What is needed:
Lift out all lines below that contain "William".

(Stored records)
— start —
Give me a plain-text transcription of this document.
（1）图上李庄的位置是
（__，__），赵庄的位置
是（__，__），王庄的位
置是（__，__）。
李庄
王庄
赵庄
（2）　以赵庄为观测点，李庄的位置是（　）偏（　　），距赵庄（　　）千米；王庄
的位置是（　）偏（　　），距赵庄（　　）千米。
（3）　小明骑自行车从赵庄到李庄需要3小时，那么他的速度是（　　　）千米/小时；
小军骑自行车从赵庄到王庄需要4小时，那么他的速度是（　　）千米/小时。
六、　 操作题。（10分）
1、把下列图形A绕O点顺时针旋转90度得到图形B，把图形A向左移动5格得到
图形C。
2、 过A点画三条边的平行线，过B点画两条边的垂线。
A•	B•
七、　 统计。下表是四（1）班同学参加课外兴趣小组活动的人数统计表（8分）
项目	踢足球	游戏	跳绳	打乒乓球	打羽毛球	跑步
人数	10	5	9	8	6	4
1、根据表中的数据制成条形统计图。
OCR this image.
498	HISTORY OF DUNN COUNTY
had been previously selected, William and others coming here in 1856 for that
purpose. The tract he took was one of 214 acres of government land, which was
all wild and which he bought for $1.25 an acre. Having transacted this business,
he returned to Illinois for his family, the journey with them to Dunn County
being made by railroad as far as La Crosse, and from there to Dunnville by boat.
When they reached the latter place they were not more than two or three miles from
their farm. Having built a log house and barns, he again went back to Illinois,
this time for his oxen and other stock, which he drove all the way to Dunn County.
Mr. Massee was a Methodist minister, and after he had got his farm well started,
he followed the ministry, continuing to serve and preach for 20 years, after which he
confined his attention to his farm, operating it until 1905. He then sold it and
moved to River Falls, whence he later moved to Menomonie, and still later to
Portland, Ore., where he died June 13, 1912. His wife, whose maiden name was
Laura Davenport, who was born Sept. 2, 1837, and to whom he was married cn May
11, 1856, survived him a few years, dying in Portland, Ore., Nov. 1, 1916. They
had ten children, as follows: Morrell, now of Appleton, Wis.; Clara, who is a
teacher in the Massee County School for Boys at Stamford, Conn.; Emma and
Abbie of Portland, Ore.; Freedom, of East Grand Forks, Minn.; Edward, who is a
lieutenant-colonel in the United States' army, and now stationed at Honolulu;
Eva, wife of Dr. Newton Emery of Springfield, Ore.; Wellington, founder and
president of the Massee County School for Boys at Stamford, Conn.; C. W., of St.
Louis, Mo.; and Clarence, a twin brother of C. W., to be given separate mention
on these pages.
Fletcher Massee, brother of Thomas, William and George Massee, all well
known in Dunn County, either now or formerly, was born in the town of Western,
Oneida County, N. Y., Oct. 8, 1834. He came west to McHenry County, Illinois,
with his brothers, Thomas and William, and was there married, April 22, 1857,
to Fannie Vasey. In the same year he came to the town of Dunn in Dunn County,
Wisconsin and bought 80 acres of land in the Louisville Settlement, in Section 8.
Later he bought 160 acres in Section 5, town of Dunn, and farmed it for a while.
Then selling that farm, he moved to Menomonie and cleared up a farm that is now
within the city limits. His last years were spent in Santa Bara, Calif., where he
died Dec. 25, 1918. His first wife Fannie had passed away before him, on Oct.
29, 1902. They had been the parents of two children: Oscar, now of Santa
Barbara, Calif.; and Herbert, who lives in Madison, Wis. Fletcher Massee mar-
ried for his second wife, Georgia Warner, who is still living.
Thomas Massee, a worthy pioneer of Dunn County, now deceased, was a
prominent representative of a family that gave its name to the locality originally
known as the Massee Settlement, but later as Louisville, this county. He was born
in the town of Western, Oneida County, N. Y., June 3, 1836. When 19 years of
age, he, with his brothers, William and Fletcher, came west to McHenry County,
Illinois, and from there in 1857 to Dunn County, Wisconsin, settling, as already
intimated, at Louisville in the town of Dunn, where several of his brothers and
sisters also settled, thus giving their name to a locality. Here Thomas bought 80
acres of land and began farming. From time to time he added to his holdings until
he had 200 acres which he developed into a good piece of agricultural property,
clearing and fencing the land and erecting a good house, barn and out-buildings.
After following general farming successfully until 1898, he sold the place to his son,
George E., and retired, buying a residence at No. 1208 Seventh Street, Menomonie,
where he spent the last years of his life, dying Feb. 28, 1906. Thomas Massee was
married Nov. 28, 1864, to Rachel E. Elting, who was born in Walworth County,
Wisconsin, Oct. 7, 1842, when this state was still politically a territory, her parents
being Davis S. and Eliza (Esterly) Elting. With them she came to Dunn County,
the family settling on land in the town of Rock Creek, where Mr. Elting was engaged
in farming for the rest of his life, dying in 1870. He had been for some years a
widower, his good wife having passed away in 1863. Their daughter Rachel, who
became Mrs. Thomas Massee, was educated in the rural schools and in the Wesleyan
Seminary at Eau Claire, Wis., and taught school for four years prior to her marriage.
— end —
Exercise solution:
had been previously selected, William and others coming here in 1856 for that
Fletcher Massee, brother of Thomas, William and George Massee, all well
with his brothers, Thomas and William, and was there married, April 22, 1857,
age, he, with his brothers, William and Fletcher, came west to McHenry County,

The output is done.